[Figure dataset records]
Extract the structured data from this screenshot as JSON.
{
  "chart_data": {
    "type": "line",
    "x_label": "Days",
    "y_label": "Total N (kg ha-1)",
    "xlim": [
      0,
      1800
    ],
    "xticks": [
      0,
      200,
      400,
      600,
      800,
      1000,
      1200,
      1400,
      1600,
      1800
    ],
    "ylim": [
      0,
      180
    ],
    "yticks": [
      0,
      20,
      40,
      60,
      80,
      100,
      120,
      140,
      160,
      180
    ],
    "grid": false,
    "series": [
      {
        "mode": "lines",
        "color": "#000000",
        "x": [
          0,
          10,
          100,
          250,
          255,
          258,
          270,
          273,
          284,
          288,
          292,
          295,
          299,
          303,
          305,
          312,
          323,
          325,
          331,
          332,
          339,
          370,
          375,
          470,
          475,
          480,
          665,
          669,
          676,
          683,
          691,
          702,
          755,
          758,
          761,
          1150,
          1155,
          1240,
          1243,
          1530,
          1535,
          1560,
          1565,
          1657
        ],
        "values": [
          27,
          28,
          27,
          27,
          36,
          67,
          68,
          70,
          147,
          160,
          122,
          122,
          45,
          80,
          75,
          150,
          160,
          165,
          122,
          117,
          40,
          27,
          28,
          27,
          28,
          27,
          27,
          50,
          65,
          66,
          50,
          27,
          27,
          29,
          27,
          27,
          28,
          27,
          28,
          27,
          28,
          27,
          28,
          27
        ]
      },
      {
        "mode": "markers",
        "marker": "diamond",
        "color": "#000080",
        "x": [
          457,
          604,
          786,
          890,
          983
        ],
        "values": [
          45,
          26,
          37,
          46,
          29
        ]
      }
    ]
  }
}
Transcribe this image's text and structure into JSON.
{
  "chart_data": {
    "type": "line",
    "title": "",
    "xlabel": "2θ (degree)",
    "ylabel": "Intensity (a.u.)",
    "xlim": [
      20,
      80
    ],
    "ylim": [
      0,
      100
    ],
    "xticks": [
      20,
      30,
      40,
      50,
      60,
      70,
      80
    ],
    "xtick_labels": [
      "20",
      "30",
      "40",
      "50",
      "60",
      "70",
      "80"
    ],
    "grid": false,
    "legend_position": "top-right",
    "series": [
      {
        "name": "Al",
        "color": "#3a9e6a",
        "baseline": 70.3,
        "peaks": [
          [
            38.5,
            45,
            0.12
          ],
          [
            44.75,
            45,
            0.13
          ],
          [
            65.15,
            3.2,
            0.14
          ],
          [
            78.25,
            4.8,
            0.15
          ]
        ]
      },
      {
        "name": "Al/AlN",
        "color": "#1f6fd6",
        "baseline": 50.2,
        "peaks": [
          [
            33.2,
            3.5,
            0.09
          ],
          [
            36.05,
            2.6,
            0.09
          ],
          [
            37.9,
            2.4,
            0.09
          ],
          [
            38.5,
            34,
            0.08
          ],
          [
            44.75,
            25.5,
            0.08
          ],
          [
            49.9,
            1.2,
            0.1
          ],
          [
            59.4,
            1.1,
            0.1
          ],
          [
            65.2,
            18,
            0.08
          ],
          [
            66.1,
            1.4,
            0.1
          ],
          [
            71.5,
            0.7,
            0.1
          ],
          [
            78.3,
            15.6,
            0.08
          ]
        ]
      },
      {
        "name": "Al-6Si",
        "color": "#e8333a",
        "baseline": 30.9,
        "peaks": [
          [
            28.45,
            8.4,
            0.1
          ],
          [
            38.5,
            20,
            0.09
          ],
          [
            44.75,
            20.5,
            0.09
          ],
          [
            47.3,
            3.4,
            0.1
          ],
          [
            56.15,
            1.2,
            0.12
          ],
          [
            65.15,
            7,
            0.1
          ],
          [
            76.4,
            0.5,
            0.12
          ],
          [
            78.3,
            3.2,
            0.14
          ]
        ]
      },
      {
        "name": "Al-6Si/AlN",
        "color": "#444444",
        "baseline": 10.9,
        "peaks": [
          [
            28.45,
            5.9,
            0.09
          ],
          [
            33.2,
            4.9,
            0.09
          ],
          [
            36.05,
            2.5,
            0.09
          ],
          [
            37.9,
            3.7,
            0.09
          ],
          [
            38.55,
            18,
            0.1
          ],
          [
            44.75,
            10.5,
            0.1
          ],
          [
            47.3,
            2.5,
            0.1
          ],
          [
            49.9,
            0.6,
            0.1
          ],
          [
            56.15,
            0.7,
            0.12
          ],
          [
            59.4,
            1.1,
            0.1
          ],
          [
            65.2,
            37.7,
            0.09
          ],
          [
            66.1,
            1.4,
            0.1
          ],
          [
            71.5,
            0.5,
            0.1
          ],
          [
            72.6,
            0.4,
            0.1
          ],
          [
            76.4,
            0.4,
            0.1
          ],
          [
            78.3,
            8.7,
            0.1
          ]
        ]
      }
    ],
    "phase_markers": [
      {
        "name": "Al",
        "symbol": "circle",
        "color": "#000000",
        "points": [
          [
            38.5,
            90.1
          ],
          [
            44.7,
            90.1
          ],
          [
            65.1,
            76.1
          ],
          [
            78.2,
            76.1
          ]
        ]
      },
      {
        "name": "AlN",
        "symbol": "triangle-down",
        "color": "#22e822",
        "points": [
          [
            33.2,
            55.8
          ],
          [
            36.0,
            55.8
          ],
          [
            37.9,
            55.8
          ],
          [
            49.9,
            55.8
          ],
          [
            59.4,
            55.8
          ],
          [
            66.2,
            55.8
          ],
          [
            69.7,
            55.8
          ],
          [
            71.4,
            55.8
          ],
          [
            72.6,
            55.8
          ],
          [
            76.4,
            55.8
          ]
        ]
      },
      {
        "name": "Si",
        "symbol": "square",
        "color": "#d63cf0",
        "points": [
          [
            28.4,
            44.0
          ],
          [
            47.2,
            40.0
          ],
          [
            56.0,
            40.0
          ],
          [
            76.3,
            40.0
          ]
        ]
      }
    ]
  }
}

## [What needs to be done]
Retype the entries one by one, exactly.

## [The result]
Extract the structured data from this screenshot as JSON.
{
  "chart_data": {
    "type": "line",
    "x_label": "Days",
    "y_label": "Total N (kg ha-1)",
    "xlim": [
      0,
      1800
    ],
    "xticks": [
      0,
      200,
      400,
      600,
      800,
      1000,
      1200,
      1400,
      1600,
      1800
    ],
    "ylim": [
      0,
      180
    ],
    "yticks": [
      0,
      20,
      40,
      60,
      80,
      100,
      120,
      140,
      160,
      180
    ],
    "grid": false,
    "series": [
      {
        "mode": "lines",
        "color": "#000000",
        "x": [
          0,
          10,
          100,
          250,
          255,
          258,
          270,
          273,
          284,
          288,
          292,
          295,
          299,
          303,
          305,
          312,
          323,
          325,
          331,
          332,
          339,
          370,
          375,
          470,
          475,
          480,
          665,
          669,
          676,
          683,
          691,
          702,
          755,
          758,
          761,
          1150,
          1155,
          1240,
          1243,
          1530,
          1535,
          1560,
          1565,
          1657
        ],
        "values": [
          27,
          28,
          27,
          27,
          36,
          67,
          68,
          70,
          147,
          160,
          122,
          122,
          45,
          80,
          75,
          150,
          160,
          165,
          122,
          117,
          40,
          27,
          28,
          27,
          28,
          27,
          27,
          50,
          65,
          66,
          50,
          27,
          27,
          29,
          27,
          27,
          28,
          27,
          28,
          27,
          28,
          27,
          28,
          27
        ]
      },
      {
        "mode": "markers",
        "marker": "diamond",
        "color": "#000080",
        "x": [
          457,
          604,
          786,
          890,
          983
        ],
        "values": [
          45,
          26,
          37,
          46,
          29
        ]
      }
    ]
  }
}
Transcribe this image's text and structure into JSON.
{
  "chart_data": {
    "type": "line",
    "title": "",
    "xlabel": "2θ (degree)",
    "ylabel": "Intensity (a.u.)",
    "xlim": [
      20,
      80
    ],
    "ylim": [
      0,
      100
    ],
    "xticks": [
      20,
      30,
      40,
      50,
      60,
      70,
      80
    ],
    "xtick_labels": [
      "20",
      "30",
      "40",
      "50",
      "60",
      "70",
      "80"
    ],
    "grid": false,
    "legend_position": "top-right",
    "series": [
      {
        "name": "Al",
        "color": "#3a9e6a",
        "baseline": 70.3,
        "peaks": [
          [
            38.5,
            45,
            0.12
          ],
          [
            44.75,
            45,
            0.13
          ],
          [
            65.15,
            3.2,
            0.14
          ],
          [
            78.25,
            4.8,
            0.15
          ]
        ]
      },
      {
        "name": "Al/AlN",
        "color": "#1f6fd6",
        "baseline": 50.2,
        "peaks": [
          [
            33.2,
            3.5,
            0.09
          ],
          [
            36.05,
            2.6,
            0.09
          ],
          [
            37.9,
            2.4,
            0.09
          ],
          [
            38.5,
            34,
            0.08
          ],
          [
            44.75,
            25.5,
            0.08
          ],
          [
            49.9,
            1.2,
            0.1
          ],
          [
            59.4,
            1.1,
            0.1
          ],
          [
            65.2,
            18,
            0.08
          ],
          [
            66.1,
            1.4,
            0.1
          ],
          [
            71.5,
            0.7,
            0.1
          ],
          [
            78.3,
            15.6,
            0.08
          ]
        ]
      },
      {
        "name": "Al-6Si",
        "color": "#e8333a",
        "baseline": 30.9,
        "peaks": [
          [
            28.45,
            8.4,
            0.1
          ],
          [
            38.5,
            20,
            0.09
          ],
          [
            44.75,
            20.5,
            0.09
          ],
          [
            47.3,
            3.4,
            0.1
          ],
          [
            56.15,
            1.2,
            0.12
          ],
          [
            65.15,
            7,
            0.1
          ],
          [
            76.4,
            0.5,
            0.12
          ],
          [
            78.3,
            3.2,
            0.14
          ]
        ]
      },
      {
        "name": "Al-6Si/AlN",
        "color": "#444444",
        "baseline": 10.9,
        "peaks": [
          [
            28.45,
            5.9,
            0.09
          ],
          [
            33.2,
            4.9,
            0.09
          ],
          [
            36.05,
            2.5,
            0.09
          ],
          [
            37.9,
            3.7,
            0.09
          ],
          [
            38.55,
            18,
            0.1
          ],
          [
            44.75,
            10.5,
            0.1
          ],
          [
            47.3,
            2.5,
            0.1
          ],
          [
            49.9,
            0.6,
            0.1
          ],
          [
            56.15,
            0.7,
            0.12
          ],
          [
            59.4,
            1.1,
            0.1
          ],
          [
            65.2,
            37.7,
            0.09
          ],
          [
            66.1,
            1.4,
            0.1
          ],
          [
            71.5,
            0.5,
            0.1
          ],
          [
            72.6,
            0.4,
            0.1
          ],
          [
            76.4,
            0.4,
            0.1
          ],
          [
            78.3,
            8.7,
            0.1
          ]
        ]
      }
    ],
    "phase_markers": [
      {
        "name": "Al",
        "symbol": "circle",
        "color": "#000000",
        "points": [
          [
            38.5,
            90.1
          ],
          [
            44.7,
            90.1
          ],
          [
            65.1,
            76.1
          ],
          [
            78.2,
            76.1
          ]
        ]
      },
      {
        "name": "AlN",
        "symbol": "triangle-down",
        "color": "#22e822",
        "points": [
          [
            33.2,
            55.8
          ],
          [
            36.0,
            55.8
          ],
          [
            37.9,
            55.8
          ],
          [
            49.9,
            55.8
          ],
          [
            59.4,
            55.8
          ],
          [
            66.2,
            55.8
          ],
          [
            69.7,
            55.8
          ],
          [
            71.4,
            55.8
          ],
          [
            72.6,
            55.8
          ],
          [
            76.4,
            55.8
          ]
        ]
      },
      {
        "name": "Si",
        "symbol": "square",
        "color": "#d63cf0",
        "points": [
          [
            28.4,
            44.0
          ],
          [
            47.2,
            40.0
          ],
          [
            56.0,
            40.0
          ],
          [
            76.3,
            40.0
          ]
        ]
      }
    ]
  }
}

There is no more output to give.